From the listing below, work out how many lines contain "title". Reply with that number only.
** START EXERCISE MATERIAL **
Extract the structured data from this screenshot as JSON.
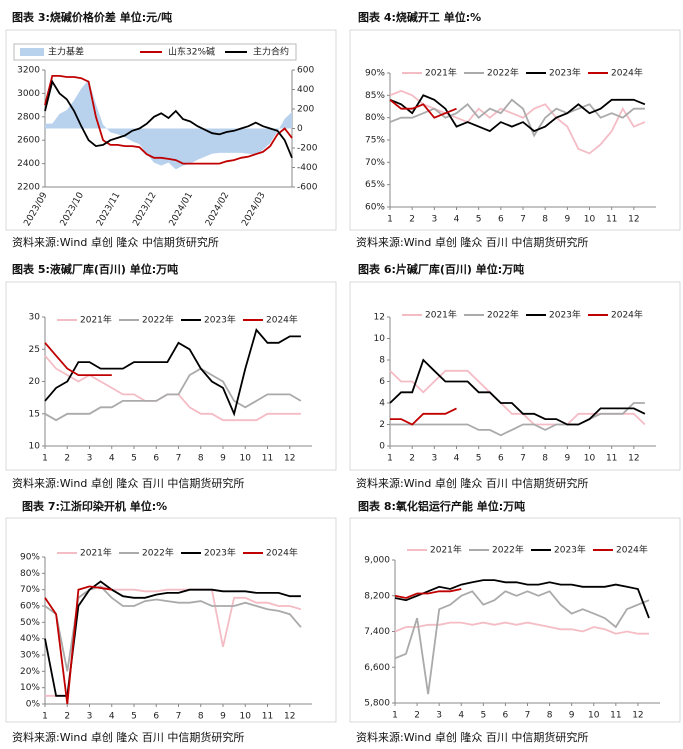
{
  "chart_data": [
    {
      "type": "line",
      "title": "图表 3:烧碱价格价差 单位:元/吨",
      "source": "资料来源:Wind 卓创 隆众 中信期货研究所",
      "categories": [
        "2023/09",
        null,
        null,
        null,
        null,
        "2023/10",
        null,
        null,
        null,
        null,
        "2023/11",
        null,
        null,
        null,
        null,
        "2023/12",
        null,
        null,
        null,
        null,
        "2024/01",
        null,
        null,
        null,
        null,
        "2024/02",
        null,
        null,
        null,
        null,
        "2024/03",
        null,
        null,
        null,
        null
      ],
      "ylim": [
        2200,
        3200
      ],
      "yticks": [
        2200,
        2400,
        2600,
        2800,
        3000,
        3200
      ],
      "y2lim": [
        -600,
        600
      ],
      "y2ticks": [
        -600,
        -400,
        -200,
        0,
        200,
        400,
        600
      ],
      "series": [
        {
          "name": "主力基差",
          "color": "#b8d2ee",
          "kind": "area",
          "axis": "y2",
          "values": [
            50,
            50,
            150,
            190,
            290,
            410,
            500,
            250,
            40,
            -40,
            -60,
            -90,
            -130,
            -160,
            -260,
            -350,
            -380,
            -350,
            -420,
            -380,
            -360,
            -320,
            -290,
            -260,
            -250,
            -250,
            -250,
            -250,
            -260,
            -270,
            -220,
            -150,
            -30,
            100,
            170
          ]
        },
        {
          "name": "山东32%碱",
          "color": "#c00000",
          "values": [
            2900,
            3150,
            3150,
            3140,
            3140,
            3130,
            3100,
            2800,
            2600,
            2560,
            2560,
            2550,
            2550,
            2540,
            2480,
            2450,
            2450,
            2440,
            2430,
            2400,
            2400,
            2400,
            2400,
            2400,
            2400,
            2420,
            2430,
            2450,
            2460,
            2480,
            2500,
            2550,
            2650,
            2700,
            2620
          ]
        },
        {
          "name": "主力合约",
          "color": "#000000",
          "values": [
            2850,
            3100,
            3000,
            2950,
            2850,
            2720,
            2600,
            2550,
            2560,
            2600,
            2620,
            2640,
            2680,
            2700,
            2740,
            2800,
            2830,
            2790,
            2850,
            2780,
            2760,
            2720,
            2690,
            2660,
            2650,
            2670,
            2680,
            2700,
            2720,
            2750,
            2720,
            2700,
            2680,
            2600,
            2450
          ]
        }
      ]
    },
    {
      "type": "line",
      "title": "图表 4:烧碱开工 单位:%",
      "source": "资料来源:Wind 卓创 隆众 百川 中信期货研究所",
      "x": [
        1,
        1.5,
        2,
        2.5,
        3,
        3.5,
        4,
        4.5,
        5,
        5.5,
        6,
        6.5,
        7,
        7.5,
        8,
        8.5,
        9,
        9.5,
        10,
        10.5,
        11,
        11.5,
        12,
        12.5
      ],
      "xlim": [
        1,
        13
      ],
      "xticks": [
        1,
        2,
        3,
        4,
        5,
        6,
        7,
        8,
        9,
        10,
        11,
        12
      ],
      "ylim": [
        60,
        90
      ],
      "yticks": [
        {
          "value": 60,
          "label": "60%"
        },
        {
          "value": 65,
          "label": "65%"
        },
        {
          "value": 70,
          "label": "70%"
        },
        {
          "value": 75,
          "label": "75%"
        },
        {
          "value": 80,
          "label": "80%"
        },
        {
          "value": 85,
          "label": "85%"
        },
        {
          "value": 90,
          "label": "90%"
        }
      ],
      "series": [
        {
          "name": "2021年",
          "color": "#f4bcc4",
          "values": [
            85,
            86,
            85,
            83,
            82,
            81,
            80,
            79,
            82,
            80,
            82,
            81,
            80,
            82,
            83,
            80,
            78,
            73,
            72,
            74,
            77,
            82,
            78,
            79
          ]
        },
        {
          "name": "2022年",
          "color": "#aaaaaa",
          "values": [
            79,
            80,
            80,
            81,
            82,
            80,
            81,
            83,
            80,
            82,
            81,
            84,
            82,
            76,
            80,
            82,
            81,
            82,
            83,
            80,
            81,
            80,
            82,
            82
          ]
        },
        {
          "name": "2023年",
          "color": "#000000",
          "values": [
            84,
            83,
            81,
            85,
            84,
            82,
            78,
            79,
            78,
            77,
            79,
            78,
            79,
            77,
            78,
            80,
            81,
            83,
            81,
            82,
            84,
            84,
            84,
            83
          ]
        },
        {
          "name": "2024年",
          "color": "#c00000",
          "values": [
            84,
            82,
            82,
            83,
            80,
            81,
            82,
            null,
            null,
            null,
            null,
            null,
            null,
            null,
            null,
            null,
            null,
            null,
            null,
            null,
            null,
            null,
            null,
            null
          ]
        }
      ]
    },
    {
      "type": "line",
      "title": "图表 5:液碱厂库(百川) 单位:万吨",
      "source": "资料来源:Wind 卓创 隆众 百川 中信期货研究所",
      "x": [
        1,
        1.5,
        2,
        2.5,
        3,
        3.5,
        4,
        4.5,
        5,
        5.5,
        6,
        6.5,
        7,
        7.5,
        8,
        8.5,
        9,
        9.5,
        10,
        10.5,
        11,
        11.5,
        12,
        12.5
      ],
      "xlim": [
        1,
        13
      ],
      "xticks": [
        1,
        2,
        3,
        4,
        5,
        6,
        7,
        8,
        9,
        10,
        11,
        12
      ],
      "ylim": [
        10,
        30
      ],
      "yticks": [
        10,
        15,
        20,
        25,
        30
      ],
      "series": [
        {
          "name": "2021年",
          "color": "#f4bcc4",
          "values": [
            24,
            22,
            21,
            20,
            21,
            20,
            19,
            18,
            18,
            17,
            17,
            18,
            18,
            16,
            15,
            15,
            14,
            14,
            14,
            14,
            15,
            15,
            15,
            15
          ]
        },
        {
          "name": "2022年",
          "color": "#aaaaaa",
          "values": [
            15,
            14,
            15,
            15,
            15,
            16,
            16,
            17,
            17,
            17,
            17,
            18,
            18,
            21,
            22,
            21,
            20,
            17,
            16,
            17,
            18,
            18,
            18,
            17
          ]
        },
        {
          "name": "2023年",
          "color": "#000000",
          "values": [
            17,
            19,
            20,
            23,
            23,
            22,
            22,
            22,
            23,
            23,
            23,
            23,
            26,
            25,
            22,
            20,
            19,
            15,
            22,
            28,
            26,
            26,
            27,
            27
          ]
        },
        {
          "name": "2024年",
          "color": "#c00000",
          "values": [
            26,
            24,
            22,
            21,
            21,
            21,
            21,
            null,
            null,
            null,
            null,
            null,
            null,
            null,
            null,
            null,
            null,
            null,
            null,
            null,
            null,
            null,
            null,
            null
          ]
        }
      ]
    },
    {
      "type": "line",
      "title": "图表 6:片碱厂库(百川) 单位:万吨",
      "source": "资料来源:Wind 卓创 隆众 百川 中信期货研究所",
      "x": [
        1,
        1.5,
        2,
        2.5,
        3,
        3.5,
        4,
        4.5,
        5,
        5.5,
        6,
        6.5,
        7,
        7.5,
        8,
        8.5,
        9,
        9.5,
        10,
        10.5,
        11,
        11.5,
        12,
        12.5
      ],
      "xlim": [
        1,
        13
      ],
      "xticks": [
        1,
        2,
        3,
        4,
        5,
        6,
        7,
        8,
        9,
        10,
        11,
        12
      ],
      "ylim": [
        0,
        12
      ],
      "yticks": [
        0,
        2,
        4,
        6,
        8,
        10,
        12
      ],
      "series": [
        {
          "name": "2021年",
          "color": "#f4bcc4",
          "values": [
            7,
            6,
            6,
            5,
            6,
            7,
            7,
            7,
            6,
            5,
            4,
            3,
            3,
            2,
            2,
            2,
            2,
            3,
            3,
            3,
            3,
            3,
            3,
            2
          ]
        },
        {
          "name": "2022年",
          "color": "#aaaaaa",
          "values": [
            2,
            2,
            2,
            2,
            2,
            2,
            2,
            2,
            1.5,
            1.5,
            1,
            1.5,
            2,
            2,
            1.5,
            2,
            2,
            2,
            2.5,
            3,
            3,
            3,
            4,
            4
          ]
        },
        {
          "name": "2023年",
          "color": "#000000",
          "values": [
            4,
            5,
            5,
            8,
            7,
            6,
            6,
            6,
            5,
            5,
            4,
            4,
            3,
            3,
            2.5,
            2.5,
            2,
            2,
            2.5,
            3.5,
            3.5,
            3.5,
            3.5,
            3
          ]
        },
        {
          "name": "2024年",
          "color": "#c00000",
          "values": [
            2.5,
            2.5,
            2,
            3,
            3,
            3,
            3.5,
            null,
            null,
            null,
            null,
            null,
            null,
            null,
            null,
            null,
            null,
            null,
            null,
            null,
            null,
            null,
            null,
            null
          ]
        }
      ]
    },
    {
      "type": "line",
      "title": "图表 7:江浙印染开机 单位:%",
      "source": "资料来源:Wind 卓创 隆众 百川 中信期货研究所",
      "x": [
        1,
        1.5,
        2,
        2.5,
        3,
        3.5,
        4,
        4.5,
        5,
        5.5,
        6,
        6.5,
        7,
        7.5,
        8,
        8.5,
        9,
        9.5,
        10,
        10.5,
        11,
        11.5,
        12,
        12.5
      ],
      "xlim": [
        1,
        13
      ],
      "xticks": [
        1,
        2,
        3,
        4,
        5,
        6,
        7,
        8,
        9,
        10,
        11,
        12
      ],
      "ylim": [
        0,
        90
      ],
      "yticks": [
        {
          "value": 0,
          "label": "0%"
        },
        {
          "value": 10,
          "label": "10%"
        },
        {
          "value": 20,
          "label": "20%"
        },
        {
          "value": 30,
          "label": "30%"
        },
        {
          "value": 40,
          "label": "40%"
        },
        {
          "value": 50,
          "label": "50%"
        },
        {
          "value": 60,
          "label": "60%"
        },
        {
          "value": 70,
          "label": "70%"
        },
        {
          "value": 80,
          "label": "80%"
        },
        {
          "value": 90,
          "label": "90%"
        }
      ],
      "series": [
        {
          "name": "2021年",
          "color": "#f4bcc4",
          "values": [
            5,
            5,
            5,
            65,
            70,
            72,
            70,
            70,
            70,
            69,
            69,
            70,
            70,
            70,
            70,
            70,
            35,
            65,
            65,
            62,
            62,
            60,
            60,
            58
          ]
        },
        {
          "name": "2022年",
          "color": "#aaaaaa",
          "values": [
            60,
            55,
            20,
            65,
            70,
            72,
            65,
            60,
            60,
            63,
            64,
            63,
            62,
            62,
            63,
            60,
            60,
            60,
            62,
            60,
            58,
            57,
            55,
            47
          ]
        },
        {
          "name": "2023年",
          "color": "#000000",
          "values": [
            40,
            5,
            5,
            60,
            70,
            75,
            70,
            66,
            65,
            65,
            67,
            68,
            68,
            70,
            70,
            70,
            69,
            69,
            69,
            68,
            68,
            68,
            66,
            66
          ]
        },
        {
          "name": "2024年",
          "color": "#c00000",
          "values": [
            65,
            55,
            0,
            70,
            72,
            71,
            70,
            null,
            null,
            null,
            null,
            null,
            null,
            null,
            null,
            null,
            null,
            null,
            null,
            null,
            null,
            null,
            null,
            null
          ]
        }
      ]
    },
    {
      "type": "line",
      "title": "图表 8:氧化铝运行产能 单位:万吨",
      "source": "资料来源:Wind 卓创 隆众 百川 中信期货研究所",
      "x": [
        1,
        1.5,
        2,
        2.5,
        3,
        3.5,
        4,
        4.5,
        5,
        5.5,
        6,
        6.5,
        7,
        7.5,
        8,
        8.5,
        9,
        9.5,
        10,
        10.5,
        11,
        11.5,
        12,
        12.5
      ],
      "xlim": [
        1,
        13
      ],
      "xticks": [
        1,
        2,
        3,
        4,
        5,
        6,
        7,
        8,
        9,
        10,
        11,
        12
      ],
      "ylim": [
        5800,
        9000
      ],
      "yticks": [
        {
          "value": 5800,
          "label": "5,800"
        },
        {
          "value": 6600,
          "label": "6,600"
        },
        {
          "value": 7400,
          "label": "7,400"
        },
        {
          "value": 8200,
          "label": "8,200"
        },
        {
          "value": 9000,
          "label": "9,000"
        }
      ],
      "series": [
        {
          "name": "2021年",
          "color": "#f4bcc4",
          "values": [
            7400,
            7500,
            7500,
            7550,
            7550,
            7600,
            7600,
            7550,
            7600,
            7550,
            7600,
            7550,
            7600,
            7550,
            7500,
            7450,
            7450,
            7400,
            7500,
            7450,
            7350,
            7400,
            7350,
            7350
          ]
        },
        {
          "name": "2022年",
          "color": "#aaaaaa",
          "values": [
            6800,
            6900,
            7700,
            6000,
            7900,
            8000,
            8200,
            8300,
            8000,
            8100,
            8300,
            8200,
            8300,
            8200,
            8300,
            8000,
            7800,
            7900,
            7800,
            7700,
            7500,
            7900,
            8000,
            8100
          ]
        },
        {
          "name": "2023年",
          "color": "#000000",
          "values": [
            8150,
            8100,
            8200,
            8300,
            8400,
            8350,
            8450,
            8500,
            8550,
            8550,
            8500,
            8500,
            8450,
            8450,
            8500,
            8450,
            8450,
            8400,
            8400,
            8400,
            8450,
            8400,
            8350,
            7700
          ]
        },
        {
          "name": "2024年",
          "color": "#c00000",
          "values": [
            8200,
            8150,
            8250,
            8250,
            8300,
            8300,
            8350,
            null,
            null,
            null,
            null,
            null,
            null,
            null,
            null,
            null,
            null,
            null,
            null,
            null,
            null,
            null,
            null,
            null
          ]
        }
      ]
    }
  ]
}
** END EXERCISE MATERIAL **
### [EXERCISE SOLUTION]
6